Scan the entries below for the word "Woche". Copy each line that has it.

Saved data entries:
******
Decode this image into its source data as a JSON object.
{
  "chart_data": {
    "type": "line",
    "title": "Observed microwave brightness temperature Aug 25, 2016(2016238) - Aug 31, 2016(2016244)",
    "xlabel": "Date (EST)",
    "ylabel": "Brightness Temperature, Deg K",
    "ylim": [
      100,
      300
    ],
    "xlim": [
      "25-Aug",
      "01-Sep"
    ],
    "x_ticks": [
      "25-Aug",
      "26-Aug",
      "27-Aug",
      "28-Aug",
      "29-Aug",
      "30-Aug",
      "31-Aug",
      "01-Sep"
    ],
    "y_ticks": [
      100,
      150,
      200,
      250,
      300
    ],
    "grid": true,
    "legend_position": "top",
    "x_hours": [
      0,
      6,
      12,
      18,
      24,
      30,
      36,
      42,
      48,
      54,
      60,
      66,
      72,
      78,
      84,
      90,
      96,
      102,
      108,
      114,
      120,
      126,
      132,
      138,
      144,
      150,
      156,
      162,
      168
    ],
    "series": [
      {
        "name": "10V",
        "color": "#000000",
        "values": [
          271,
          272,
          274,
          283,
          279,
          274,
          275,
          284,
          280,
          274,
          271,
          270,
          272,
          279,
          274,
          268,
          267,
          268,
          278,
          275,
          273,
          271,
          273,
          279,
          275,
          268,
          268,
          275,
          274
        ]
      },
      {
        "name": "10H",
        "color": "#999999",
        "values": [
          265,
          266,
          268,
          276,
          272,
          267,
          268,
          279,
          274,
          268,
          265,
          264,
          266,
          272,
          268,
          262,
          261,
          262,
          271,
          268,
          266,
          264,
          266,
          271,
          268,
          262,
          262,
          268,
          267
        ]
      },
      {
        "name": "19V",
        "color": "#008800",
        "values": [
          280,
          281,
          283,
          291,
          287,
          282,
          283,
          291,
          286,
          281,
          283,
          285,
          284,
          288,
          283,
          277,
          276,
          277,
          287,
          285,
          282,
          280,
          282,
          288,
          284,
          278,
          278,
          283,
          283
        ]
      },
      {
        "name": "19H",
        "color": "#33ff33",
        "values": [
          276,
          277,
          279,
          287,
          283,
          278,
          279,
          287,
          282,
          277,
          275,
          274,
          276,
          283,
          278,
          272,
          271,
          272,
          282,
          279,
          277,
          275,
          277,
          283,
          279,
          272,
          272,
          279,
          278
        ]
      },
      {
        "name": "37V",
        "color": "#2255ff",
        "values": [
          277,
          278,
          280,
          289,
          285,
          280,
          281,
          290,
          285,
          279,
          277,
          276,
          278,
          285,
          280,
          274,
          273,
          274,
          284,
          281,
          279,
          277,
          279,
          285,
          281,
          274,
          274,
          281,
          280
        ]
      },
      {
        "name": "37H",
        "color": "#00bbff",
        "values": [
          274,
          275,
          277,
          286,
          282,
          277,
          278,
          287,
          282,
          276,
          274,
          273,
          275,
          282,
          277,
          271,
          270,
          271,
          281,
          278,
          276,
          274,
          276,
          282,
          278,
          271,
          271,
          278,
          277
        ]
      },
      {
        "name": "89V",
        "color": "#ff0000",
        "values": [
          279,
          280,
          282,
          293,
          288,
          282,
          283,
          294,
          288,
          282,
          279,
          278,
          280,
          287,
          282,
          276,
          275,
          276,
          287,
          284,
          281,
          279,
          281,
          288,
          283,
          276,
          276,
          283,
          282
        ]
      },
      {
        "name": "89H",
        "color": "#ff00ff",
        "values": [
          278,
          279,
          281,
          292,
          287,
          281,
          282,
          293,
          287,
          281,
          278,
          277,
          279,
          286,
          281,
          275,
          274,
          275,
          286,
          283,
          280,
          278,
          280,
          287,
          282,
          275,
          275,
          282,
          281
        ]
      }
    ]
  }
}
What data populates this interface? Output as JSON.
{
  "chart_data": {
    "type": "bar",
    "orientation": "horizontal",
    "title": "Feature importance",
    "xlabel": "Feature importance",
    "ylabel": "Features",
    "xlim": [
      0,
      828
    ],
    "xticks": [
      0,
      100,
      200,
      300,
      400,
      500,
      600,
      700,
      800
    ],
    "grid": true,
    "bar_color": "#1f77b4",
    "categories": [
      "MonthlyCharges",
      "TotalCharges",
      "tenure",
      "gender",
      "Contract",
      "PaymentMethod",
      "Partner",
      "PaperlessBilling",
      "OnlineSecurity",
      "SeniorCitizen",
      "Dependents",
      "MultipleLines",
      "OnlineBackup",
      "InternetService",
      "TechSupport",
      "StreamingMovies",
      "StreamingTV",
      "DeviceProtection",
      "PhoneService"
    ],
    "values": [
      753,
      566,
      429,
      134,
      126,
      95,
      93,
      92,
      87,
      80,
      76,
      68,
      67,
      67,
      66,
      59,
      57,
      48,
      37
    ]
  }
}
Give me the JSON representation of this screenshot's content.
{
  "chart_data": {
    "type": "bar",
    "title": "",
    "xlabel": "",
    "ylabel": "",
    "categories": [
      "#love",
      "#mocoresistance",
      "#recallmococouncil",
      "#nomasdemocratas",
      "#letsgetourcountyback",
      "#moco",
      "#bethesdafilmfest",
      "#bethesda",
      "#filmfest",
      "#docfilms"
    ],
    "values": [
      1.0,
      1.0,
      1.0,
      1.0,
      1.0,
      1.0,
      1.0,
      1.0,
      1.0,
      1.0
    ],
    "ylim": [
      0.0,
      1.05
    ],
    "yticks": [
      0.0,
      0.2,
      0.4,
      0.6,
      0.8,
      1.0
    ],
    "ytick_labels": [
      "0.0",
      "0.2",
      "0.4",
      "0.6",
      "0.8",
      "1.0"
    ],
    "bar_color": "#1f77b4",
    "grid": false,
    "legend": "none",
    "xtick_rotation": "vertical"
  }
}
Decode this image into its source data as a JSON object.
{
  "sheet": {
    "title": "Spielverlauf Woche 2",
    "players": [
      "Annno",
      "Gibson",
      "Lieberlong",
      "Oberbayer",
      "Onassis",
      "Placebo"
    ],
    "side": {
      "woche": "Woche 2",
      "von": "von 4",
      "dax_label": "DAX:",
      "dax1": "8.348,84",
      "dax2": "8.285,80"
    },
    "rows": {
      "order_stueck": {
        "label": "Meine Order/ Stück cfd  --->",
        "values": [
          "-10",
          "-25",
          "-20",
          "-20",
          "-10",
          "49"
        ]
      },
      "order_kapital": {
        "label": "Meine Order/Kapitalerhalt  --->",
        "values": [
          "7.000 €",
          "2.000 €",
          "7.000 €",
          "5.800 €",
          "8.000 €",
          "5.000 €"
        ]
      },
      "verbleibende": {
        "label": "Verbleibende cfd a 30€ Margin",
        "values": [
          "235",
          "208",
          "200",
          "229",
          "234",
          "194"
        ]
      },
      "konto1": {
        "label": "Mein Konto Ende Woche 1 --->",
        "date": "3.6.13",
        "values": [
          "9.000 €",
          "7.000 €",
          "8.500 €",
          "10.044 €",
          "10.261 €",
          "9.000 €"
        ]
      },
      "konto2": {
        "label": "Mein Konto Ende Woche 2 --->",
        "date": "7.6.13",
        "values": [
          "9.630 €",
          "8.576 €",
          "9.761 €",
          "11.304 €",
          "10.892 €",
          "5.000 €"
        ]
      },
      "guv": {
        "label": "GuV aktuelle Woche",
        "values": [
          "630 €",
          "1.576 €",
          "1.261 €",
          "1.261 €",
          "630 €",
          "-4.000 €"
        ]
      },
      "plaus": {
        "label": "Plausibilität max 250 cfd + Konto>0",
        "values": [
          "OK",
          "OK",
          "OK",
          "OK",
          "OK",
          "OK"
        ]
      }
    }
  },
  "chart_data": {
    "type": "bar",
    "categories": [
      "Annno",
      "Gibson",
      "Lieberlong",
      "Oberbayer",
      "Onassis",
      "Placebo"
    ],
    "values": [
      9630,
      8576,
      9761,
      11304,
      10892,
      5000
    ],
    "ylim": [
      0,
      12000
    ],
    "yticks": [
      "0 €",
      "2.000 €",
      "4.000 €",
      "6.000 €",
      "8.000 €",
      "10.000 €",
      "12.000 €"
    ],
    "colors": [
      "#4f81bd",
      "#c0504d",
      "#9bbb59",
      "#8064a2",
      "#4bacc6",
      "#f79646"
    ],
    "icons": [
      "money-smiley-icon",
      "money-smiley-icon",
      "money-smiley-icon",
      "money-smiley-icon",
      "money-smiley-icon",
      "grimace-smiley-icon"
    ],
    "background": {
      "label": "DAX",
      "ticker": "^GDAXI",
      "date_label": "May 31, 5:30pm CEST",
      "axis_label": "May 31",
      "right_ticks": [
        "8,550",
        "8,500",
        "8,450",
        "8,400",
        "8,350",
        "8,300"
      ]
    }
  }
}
******
### [Written answer]
    "title": "Spielverlauf Woche 2",
      "woche": "Woche 2",
        "label": "Mein Konto Ende Woche 1 --->",
        "label": "Mein Konto Ende Woche 2 --->",
        "label": "GuV aktuelle Woche",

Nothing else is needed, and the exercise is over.